#### WRITTEN EXERCISE:
Reproduce the listing exactly, with no pictures in your copy.

#### MATERIAL PROVIDED:
begin
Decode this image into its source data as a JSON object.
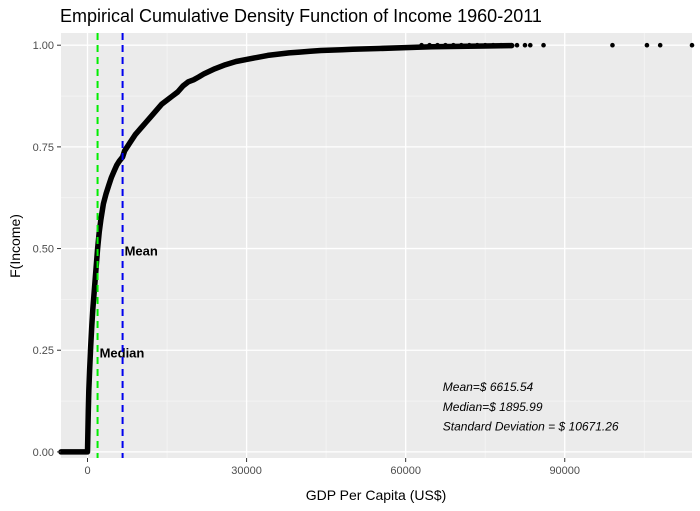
{
  "chart_data": {
    "type": "line",
    "title": "Empirical Cumulative Density Function of Income 1960-2011",
    "xlabel": "GDP Per Capita (US$)",
    "ylabel": "F(Income)",
    "xlim": [
      -5000,
      114000
    ],
    "ylim": [
      -0.015,
      1.03
    ],
    "x_ticks": [
      0,
      30000,
      60000,
      90000
    ],
    "x_tick_labels": [
      "0",
      "30000",
      "60000",
      "90000"
    ],
    "y_ticks": [
      0,
      0.25,
      0.5,
      0.75,
      1.0
    ],
    "y_tick_labels": [
      "0.00",
      "0.25",
      "0.50",
      "0.75",
      "1.00"
    ],
    "grid": true,
    "ecdf_curve": {
      "x": [
        -5000,
        0,
        80,
        150,
        250,
        400,
        600,
        800,
        1000,
        1300,
        1600,
        1896,
        2200,
        2500,
        3000,
        3500,
        4000,
        4500,
        5000,
        5500,
        6000,
        6616,
        7000,
        8000,
        9000,
        10000,
        11000,
        12000,
        13000,
        14000,
        15000,
        16000,
        17000,
        18000,
        19000,
        20000,
        21000,
        22000,
        24000,
        26000,
        28000,
        30000,
        32000,
        34000,
        36000,
        38000,
        40000,
        42000,
        44000,
        46000,
        48000,
        50000,
        55000,
        60000,
        65000,
        70000,
        75000,
        80000
      ],
      "y": [
        0.0,
        0.0,
        0.05,
        0.1,
        0.15,
        0.2,
        0.26,
        0.31,
        0.35,
        0.4,
        0.45,
        0.5,
        0.54,
        0.57,
        0.61,
        0.635,
        0.655,
        0.675,
        0.69,
        0.705,
        0.715,
        0.725,
        0.74,
        0.76,
        0.78,
        0.795,
        0.81,
        0.825,
        0.84,
        0.855,
        0.865,
        0.875,
        0.885,
        0.9,
        0.91,
        0.915,
        0.922,
        0.93,
        0.942,
        0.952,
        0.96,
        0.965,
        0.97,
        0.975,
        0.978,
        0.981,
        0.983,
        0.985,
        0.987,
        0.988,
        0.989,
        0.99,
        0.992,
        0.994,
        0.996,
        0.997,
        0.998,
        0.999
      ]
    },
    "outlier_points": {
      "x": [
        -5000,
        63000,
        64500,
        66000,
        67500,
        69000,
        70500,
        72000,
        73500,
        75000,
        76500,
        78000,
        80000,
        81000,
        82500,
        83500,
        86000,
        99000,
        105500,
        108000,
        114000
      ],
      "y": [
        0.0,
        1.0,
        1.0,
        1.0,
        1.0,
        1.0,
        1.0,
        1.0,
        1.0,
        1.0,
        1.0,
        1.0,
        1.0,
        1.0,
        1.0,
        1.0,
        1.0,
        1.0,
        1.0,
        1.0,
        1.0
      ]
    },
    "vlines": [
      {
        "label": "Median",
        "x": 1895.99,
        "color": "#00ee00",
        "label_y": 0.245
      },
      {
        "label": "Mean",
        "x": 6615.54,
        "color": "#0000ee",
        "label_y": 0.495
      }
    ],
    "annotations": [
      {
        "text": "Mean=$ 6615.54",
        "x": 67000,
        "y": 0.16
      },
      {
        "text": "Median=$ 1895.99",
        "x": 67000,
        "y": 0.11
      },
      {
        "text": "Standard Deviation = $ 10671.26",
        "x": 67000,
        "y": 0.062
      }
    ],
    "colors": {
      "panel": "#ebebeb",
      "grid_major": "#ffffff",
      "grid_minor": "#f5f5f5",
      "curve": "#000000"
    }
  }
}
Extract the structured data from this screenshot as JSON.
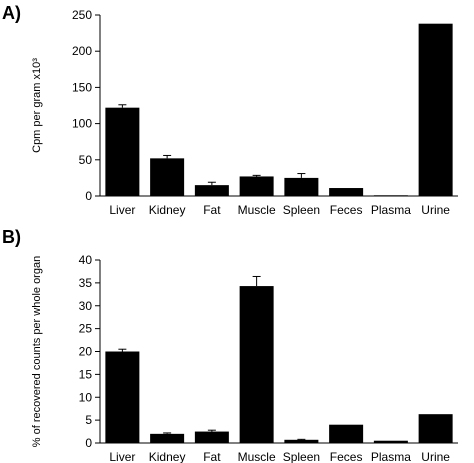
{
  "chart_data": [
    {
      "type": "bar",
      "panel": "A)",
      "title": "",
      "xlabel": "",
      "ylabel": "Cpm per gram x10³",
      "ylim": [
        0,
        250
      ],
      "yticks": [
        "0",
        "50",
        "100",
        "150",
        "200",
        "250"
      ],
      "categories": [
        "Liver",
        "Kidney",
        "Fat",
        "Muscle",
        "Spleen",
        "Feces",
        "Plasma",
        "Urine"
      ],
      "values": [
        122,
        52,
        15,
        27,
        25,
        11,
        1,
        238
      ],
      "errors": [
        4,
        4,
        4,
        1.5,
        6,
        0,
        0,
        0
      ],
      "grid": false,
      "color": "#000000"
    },
    {
      "type": "bar",
      "panel": "B)",
      "title": "",
      "xlabel": "",
      "ylabel": "% of recovered counts per whole organ",
      "ylim": [
        0,
        40
      ],
      "yticks": [
        "0",
        "5",
        "10",
        "15",
        "20",
        "25",
        "30",
        "35",
        "40"
      ],
      "categories": [
        "Liver",
        "Kidney",
        "Fat",
        "Muscle",
        "Spleen",
        "Feces",
        "Plasma",
        "Urine"
      ],
      "values": [
        20,
        2,
        2.5,
        34.3,
        0.7,
        4,
        0.5,
        6.3
      ],
      "errors": [
        0.5,
        0.2,
        0.3,
        2.1,
        0.1,
        0,
        0,
        0
      ],
      "grid": false,
      "color": "#000000"
    }
  ]
}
end
#### SOLVED EXERCISE:
Decode this image into its source data as a JSON object.
{
  "chart_data": {
    "type": "line",
    "title": "Empirical Cumulative Density Function of Income 1960-2011",
    "xlabel": "GDP Per Capita (US$)",
    "ylabel": "F(Income)",
    "xlim": [
      -5000,
      114000
    ],
    "ylim": [
      -0.015,
      1.03
    ],
    "x_ticks": [
      0,
      30000,
      60000,
      90000
    ],
    "x_tick_labels": [
      "0",
      "30000",
      "60000",
      "90000"
    ],
    "y_ticks": [
      0,
      0.25,
      0.5,
      0.75,
      1.0
    ],
    "y_tick_labels": [
      "0.00",
      "0.25",
      "0.50",
      "0.75",
      "1.00"
    ],
    "grid": true,
    "ecdf_curve": {
      "x": [
        -5000,
        0,
        80,
        150,
        250,
        400,
        600,
        800,
        1000,
        1300,
        1600,
        1896,
        2200,
        2500,
        3000,
        3500,
        4000,
        4500,
        5000,
        5500,
        6000,
        6616,
        7000,
        8000,
        9000,
        10000,
        11000,
        12000,
        13000,
        14000,
        15000,
        16000,
        17000,
        18000,
        19000,
        20000,
        21000,
        22000,
        24000,
        26000,
        28000,
        30000,
        32000,
        34000,
        36000,
        38000,
        40000,
        42000,
        44000,
        46000,
        48000,
        50000,
        55000,
        60000,
        65000,
        70000,
        75000,
        80000
      ],
      "y": [
        0.0,
        0.0,
        0.05,
        0.1,
        0.15,
        0.2,
        0.26,
        0.31,
        0.35,
        0.4,
        0.45,
        0.5,
        0.54,
        0.57,
        0.61,
        0.635,
        0.655,
        0.675,
        0.69,
        0.705,
        0.715,
        0.725,
        0.74,
        0.76,
        0.78,
        0.795,
        0.81,
        0.825,
        0.84,
        0.855,
        0.865,
        0.875,
        0.885,
        0.9,
        0.91,
        0.915,
        0.922,
        0.93,
        0.942,
        0.952,
        0.96,
        0.965,
        0.97,
        0.975,
        0.978,
        0.981,
        0.983,
        0.985,
        0.987,
        0.988,
        0.989,
        0.99,
        0.992,
        0.994,
        0.996,
        0.997,
        0.998,
        0.999
      ]
    },
    "outlier_points": {
      "x": [
        -5000,
        63000,
        64500,
        66000,
        67500,
        69000,
        70500,
        72000,
        73500,
        75000,
        76500,
        78000,
        80000,
        81000,
        82500,
        83500,
        86000,
        99000,
        105500,
        108000,
        114000
      ],
      "y": [
        0.0,
        1.0,
        1.0,
        1.0,
        1.0,
        1.0,
        1.0,
        1.0,
        1.0,
        1.0,
        1.0,
        1.0,
        1.0,
        1.0,
        1.0,
        1.0,
        1.0,
        1.0,
        1.0,
        1.0,
        1.0
      ]
    },
    "vlines": [
      {
        "label": "Median",
        "x": 1895.99,
        "color": "#00ee00",
        "label_y": 0.245
      },
      {
        "label": "Mean",
        "x": 6615.54,
        "color": "#0000ee",
        "label_y": 0.495
      }
    ],
    "annotations": [
      {
        "text": "Mean=$ 6615.54",
        "x": 67000,
        "y": 0.16
      },
      {
        "text": "Median=$ 1895.99",
        "x": 67000,
        "y": 0.11
      },
      {
        "text": "Standard Deviation = $ 10671.26",
        "x": 67000,
        "y": 0.062
      }
    ],
    "colors": {
      "panel": "#ebebeb",
      "grid_major": "#ffffff",
      "grid_minor": "#f5f5f5",
      "curve": "#000000"
    }
  }
}
Extract the structured data from this screenshot as JSON.
{
  "chart_data": [
    {
      "type": "bar",
      "panel": "A)",
      "title": "",
      "xlabel": "",
      "ylabel": "Cpm per gram x10³",
      "ylim": [
        0,
        250
      ],
      "yticks": [
        "0",
        "50",
        "100",
        "150",
        "200",
        "250"
      ],
      "categories": [
        "Liver",
        "Kidney",
        "Fat",
        "Muscle",
        "Spleen",
        "Feces",
        "Plasma",
        "Urine"
      ],
      "values": [
        122,
        52,
        15,
        27,
        25,
        11,
        1,
        238
      ],
      "errors": [
        4,
        4,
        4,
        1.5,
        6,
        0,
        0,
        0
      ],
      "grid": false,
      "color": "#000000"
    },
    {
      "type": "bar",
      "panel": "B)",
      "title": "",
      "xlabel": "",
      "ylabel": "% of recovered counts per whole organ",
      "ylim": [
        0,
        40
      ],
      "yticks": [
        "0",
        "5",
        "10",
        "15",
        "20",
        "25",
        "30",
        "35",
        "40"
      ],
      "categories": [
        "Liver",
        "Kidney",
        "Fat",
        "Muscle",
        "Spleen",
        "Feces",
        "Plasma",
        "Urine"
      ],
      "values": [
        20,
        2,
        2.5,
        34.3,
        0.7,
        4,
        0.5,
        6.3
      ],
      "errors": [
        0.5,
        0.2,
        0.3,
        2.1,
        0.1,
        0,
        0,
        0
      ],
      "grid": false,
      "color": "#000000"
    }
  ]
}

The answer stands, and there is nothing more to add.